=== Data extract ===

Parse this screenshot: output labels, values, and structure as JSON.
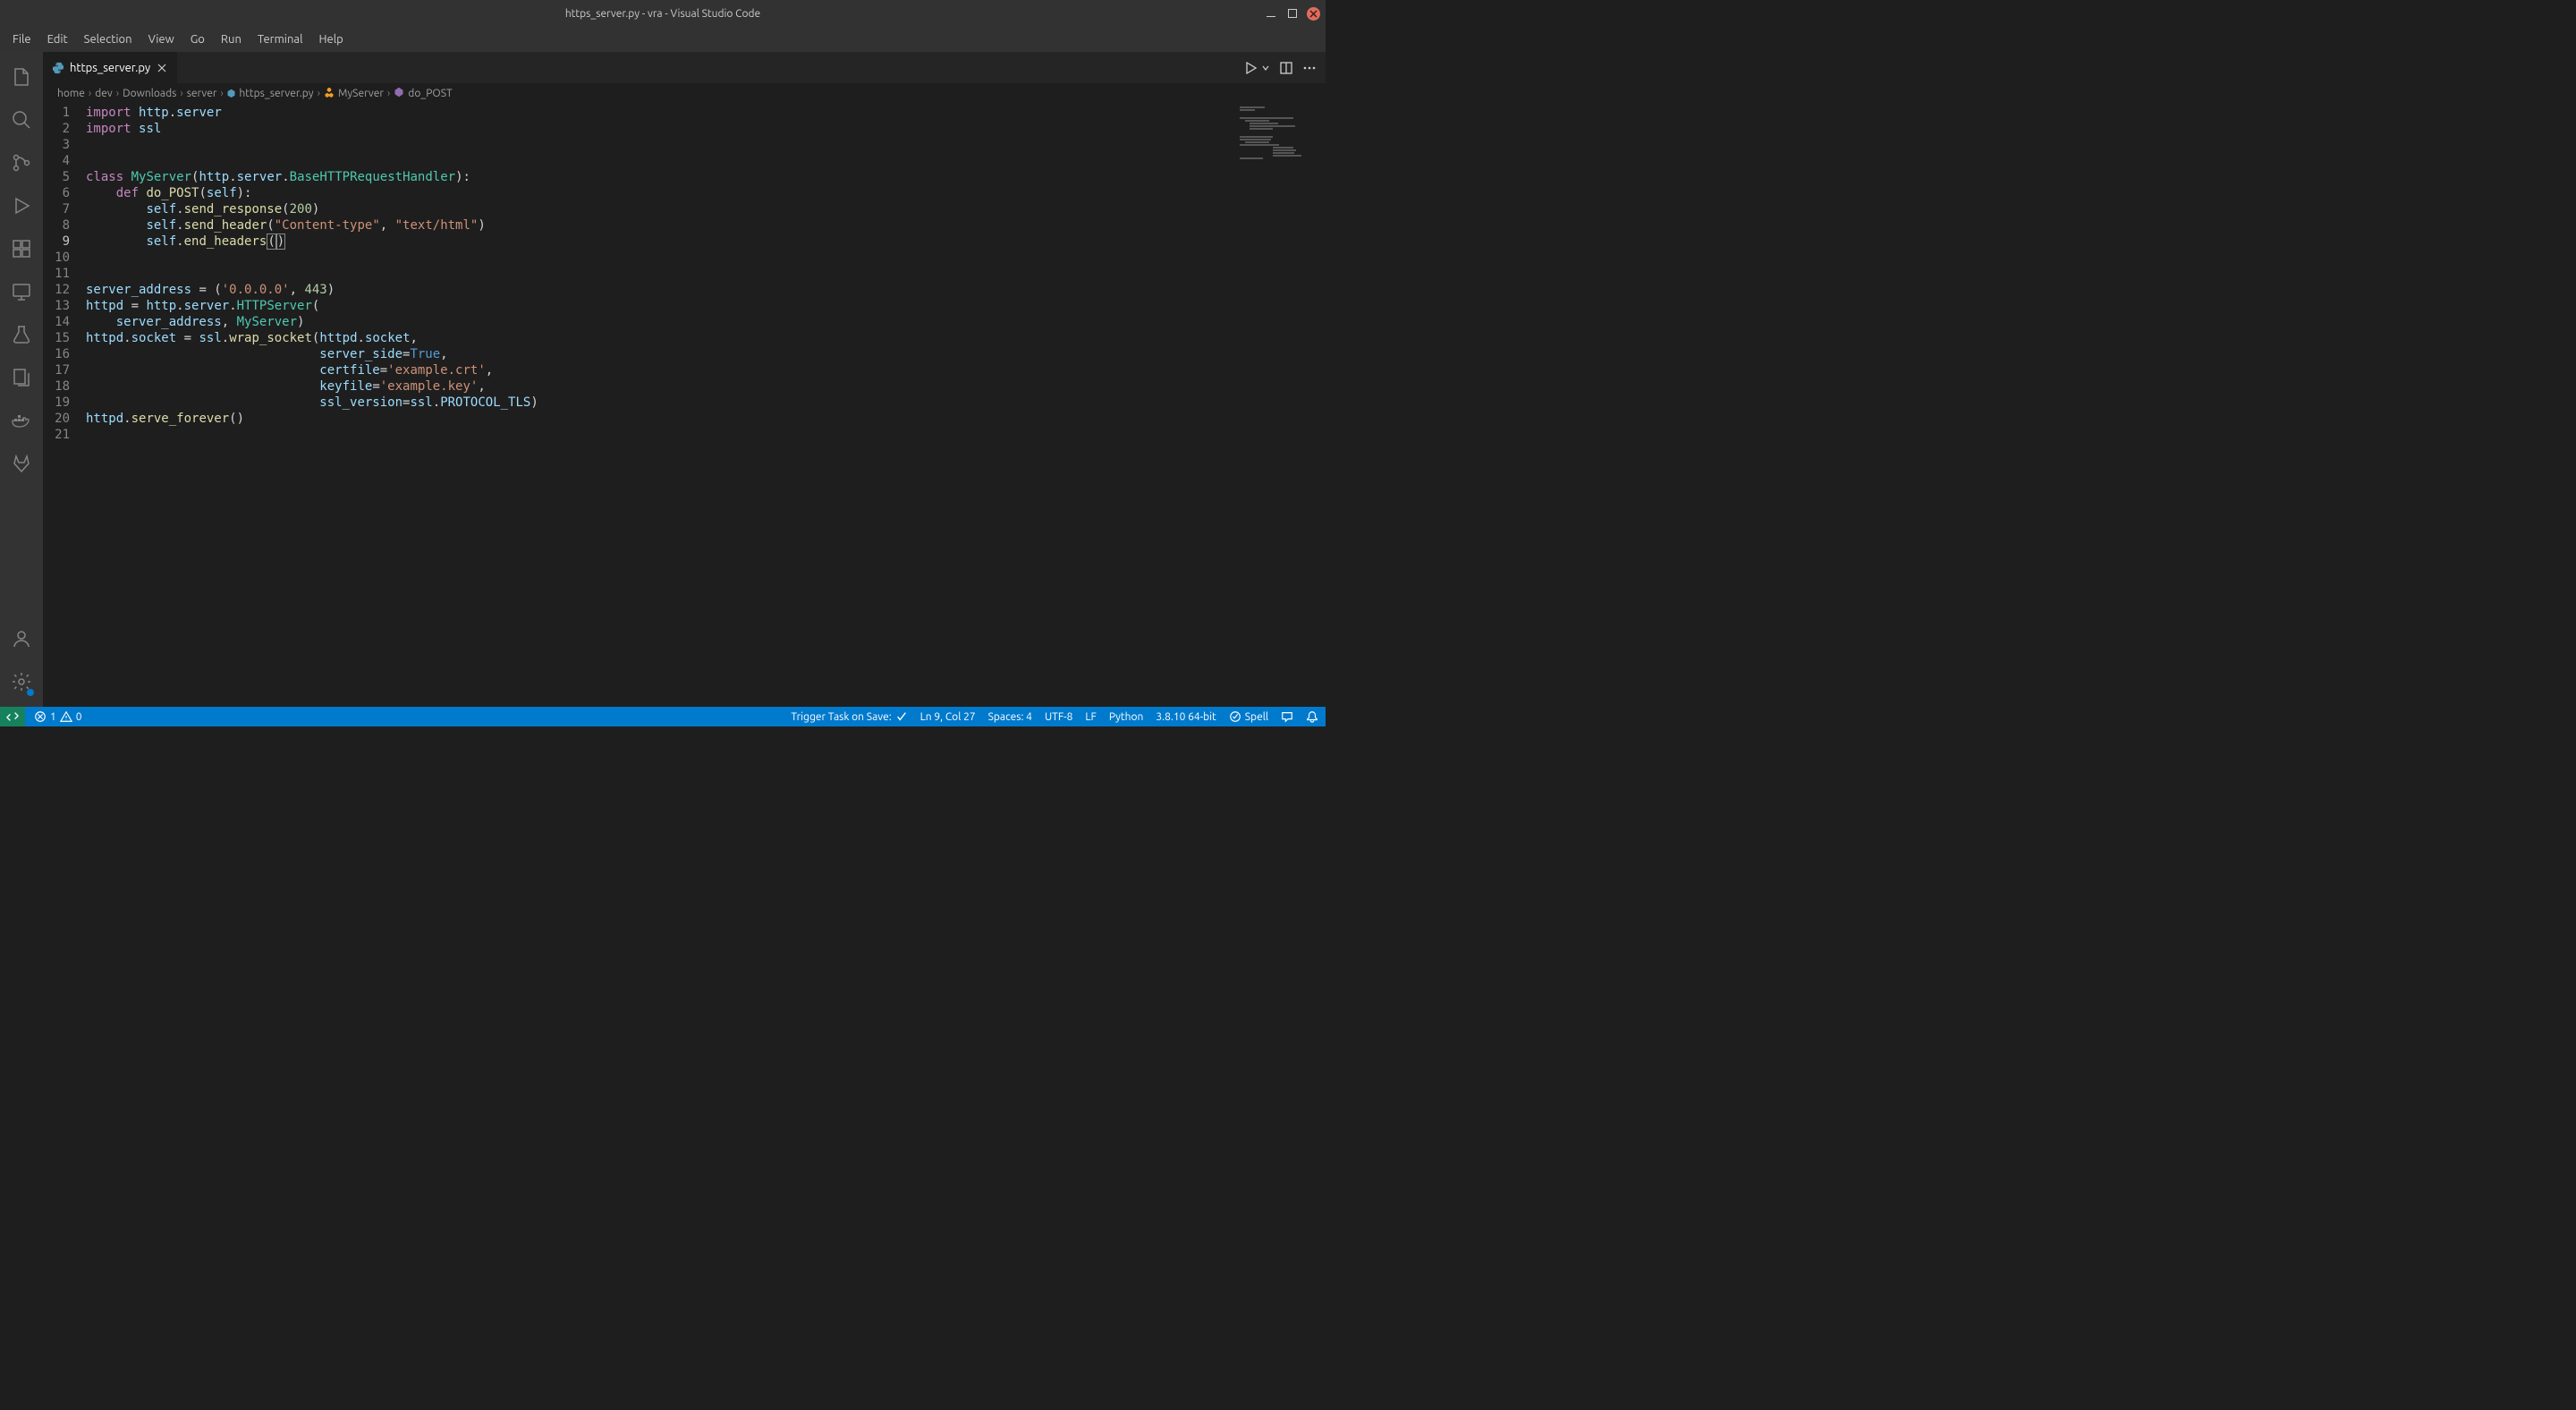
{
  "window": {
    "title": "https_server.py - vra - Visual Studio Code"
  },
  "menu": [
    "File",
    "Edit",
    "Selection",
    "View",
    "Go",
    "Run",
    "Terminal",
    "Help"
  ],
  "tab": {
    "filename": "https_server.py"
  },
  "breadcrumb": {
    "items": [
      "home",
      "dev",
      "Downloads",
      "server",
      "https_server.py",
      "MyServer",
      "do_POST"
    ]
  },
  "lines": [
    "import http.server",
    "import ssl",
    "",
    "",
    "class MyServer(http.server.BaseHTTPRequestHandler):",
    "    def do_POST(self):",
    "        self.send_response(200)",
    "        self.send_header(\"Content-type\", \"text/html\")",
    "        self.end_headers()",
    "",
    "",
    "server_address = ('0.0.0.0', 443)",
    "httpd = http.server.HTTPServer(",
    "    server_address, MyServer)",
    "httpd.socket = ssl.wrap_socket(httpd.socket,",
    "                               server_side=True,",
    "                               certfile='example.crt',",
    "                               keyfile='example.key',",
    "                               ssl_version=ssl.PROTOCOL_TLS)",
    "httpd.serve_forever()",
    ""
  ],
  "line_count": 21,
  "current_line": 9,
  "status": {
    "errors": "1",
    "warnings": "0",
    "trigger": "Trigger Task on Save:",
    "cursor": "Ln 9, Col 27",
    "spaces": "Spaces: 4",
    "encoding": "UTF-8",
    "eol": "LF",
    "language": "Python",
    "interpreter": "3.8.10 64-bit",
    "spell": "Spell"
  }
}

===
=== Data extract ===

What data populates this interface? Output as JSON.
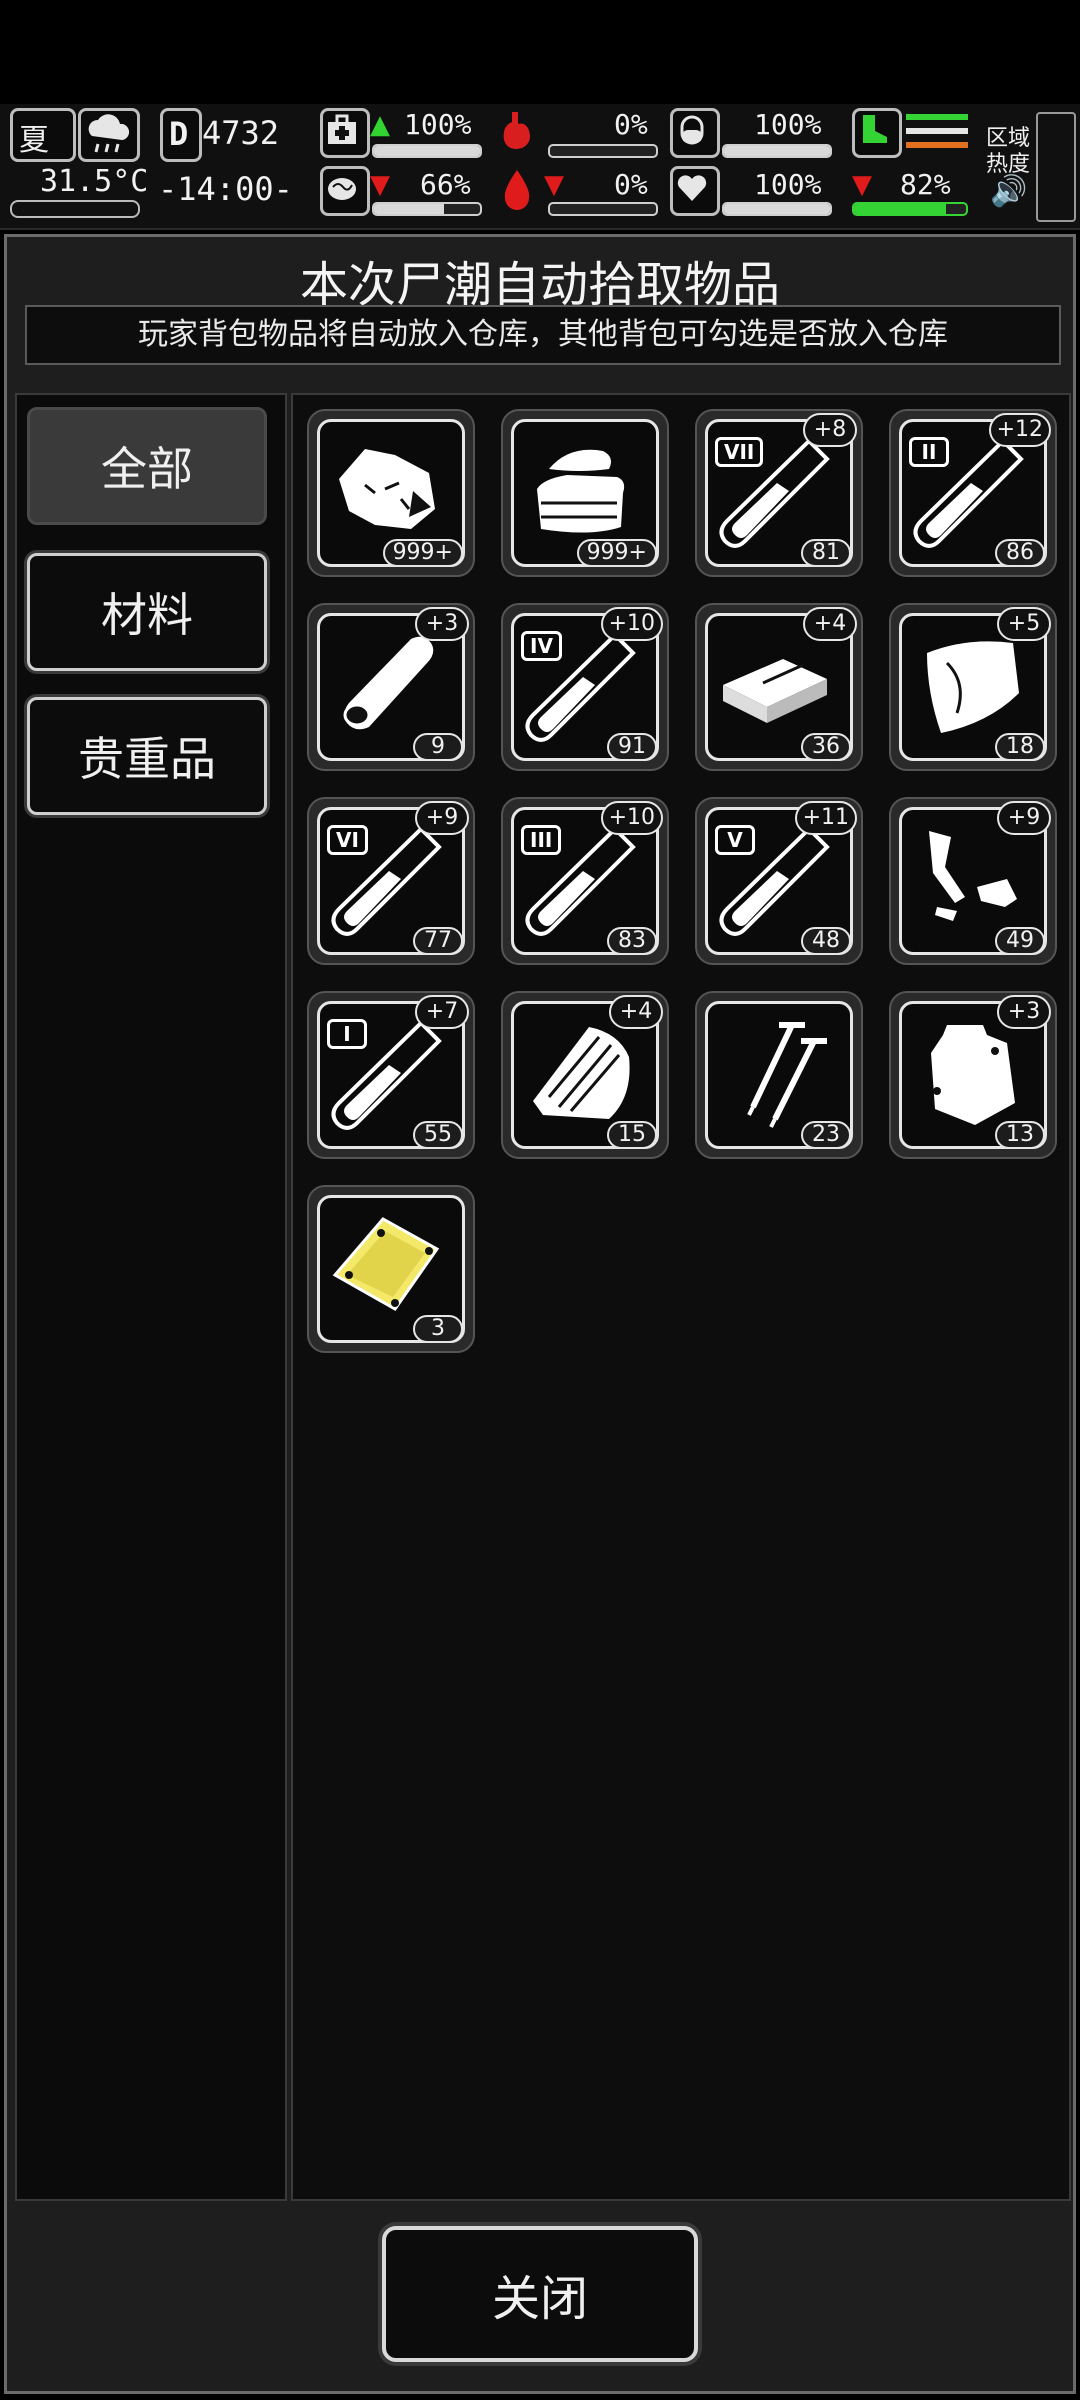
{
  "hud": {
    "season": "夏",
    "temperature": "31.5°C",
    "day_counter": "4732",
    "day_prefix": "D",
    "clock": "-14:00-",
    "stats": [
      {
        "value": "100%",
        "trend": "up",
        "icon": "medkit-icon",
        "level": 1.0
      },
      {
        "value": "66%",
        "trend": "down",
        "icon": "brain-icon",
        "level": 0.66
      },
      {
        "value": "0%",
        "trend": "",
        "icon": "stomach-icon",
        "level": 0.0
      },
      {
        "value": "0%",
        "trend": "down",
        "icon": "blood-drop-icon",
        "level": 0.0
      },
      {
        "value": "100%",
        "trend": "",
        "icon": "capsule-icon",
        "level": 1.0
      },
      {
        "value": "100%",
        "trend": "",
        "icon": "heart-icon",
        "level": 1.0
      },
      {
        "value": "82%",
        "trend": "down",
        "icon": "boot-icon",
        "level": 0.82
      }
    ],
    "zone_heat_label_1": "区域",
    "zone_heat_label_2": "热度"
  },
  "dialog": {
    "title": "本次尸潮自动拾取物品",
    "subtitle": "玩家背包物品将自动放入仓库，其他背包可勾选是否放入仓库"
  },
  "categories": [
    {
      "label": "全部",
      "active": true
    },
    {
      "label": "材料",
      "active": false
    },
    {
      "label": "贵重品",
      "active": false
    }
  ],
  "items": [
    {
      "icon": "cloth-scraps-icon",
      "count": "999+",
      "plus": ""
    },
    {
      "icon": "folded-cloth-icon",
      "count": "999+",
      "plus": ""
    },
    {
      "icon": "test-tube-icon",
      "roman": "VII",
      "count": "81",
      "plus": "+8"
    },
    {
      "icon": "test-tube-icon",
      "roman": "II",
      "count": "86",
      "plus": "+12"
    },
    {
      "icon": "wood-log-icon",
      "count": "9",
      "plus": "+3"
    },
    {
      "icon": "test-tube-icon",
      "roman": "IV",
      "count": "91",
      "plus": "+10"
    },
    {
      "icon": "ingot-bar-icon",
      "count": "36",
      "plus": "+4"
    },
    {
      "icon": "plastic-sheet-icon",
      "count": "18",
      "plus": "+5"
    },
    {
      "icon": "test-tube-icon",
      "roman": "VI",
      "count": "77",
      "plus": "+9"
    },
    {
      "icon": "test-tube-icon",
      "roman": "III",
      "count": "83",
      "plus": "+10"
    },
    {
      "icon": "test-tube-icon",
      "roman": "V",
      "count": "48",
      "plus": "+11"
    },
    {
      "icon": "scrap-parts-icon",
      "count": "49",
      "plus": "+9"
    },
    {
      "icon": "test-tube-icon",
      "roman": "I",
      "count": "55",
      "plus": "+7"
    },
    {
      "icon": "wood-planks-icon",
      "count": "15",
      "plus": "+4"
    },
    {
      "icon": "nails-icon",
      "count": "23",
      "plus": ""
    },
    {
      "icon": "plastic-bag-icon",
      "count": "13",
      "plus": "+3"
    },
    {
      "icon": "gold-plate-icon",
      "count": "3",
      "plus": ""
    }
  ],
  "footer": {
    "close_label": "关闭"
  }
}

===
=== Data extract ===

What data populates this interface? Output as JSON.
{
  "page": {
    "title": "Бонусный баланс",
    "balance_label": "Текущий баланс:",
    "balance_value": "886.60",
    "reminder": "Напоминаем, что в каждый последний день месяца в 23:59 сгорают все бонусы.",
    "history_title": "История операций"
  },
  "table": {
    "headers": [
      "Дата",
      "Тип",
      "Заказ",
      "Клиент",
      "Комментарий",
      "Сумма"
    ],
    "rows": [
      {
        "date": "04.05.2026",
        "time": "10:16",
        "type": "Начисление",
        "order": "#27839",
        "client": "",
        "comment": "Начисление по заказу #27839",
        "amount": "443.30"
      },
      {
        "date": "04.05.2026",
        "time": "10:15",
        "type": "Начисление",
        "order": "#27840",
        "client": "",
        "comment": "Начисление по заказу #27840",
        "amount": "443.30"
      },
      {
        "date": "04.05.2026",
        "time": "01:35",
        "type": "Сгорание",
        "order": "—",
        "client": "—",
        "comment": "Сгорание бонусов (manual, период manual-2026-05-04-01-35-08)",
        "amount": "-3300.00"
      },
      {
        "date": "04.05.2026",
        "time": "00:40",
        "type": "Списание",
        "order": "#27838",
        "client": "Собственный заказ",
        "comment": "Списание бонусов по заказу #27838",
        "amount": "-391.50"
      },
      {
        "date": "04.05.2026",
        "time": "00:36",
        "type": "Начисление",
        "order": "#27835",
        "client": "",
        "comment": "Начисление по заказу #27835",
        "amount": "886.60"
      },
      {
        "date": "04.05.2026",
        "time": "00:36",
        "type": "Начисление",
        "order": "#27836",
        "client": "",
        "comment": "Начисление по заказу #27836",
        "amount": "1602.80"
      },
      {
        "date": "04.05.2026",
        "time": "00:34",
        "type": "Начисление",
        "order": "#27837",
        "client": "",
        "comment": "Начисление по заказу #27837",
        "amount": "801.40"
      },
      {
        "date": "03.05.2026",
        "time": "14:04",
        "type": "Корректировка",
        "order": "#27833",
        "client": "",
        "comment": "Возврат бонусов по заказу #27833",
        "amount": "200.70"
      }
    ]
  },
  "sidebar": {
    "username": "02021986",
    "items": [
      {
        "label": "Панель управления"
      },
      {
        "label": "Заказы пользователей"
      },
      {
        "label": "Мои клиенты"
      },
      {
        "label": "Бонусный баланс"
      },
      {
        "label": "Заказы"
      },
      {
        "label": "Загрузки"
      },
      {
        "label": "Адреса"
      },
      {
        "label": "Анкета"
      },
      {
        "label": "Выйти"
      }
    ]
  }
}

===

Stated task: Return every line in the listing that contains the word "заказу".

Exercise solution:
        "comment": "Начисление по заказу #27839",
        "comment": "Начисление по заказу #27840",
        "comment": "Списание бонусов по заказу #27838",
        "comment": "Начисление по заказу #27835",
        "comment": "Начисление по заказу #27836",
        "comment": "Начисление по заказу #27837",
        "comment": "Возврат бонусов по заказу #27833",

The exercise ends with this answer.